● What this task involves
Find the lines that hold the word "Annex" and return them.

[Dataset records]

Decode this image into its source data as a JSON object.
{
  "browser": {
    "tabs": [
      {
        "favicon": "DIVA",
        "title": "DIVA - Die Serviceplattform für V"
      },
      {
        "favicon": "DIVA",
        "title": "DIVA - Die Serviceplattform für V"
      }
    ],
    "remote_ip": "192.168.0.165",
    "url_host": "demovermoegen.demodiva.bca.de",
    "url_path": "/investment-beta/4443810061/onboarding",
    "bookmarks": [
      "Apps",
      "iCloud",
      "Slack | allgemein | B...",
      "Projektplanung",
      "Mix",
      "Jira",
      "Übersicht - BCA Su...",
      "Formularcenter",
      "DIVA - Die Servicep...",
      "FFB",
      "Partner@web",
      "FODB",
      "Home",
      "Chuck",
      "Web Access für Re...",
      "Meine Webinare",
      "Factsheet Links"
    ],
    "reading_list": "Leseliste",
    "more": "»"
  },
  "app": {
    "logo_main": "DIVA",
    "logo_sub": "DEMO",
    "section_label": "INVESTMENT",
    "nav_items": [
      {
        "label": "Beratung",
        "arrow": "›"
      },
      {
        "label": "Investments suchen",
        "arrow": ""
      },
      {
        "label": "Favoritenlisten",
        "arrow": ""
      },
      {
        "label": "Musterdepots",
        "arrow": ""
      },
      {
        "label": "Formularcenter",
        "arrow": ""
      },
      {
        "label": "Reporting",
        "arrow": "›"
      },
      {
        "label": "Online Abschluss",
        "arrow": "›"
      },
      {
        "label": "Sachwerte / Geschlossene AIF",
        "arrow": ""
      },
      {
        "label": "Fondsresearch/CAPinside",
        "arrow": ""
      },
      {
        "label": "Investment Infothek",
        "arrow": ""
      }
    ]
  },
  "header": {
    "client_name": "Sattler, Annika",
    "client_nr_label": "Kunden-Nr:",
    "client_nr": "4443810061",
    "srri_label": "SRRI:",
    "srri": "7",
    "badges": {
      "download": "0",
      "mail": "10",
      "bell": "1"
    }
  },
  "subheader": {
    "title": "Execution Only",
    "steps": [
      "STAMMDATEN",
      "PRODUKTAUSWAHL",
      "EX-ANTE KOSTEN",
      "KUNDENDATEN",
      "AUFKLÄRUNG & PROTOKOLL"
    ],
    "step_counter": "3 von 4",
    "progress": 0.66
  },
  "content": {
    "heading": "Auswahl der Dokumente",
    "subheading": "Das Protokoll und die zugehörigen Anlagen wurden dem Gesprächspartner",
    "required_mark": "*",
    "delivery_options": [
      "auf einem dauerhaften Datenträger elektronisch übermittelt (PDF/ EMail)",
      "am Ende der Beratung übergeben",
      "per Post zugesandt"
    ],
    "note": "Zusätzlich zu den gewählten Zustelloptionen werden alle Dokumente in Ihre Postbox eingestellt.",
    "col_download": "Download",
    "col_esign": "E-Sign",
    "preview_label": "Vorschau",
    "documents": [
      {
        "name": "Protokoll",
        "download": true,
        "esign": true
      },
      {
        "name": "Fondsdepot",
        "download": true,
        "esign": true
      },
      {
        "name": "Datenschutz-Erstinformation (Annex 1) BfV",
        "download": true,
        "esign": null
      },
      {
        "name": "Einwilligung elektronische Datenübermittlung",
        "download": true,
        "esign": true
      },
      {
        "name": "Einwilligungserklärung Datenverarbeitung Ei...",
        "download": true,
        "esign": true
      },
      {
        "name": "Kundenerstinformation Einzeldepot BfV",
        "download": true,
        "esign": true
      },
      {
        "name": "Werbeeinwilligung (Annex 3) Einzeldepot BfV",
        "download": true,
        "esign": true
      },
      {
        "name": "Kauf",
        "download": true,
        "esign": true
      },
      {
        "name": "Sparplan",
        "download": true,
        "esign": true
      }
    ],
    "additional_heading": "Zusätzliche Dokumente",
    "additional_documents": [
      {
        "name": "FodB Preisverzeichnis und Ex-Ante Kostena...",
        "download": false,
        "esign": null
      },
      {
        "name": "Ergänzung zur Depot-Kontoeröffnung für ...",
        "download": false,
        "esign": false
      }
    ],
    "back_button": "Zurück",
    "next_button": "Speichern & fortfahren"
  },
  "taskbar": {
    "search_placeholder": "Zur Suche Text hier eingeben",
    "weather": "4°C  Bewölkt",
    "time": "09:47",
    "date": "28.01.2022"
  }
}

● Solution to the problem
        "name": "Datenschutz-Erstinformation (Annex 1) BfV",
        "name": "Werbeeinwilligung (Annex 3) Einzeldepot BfV",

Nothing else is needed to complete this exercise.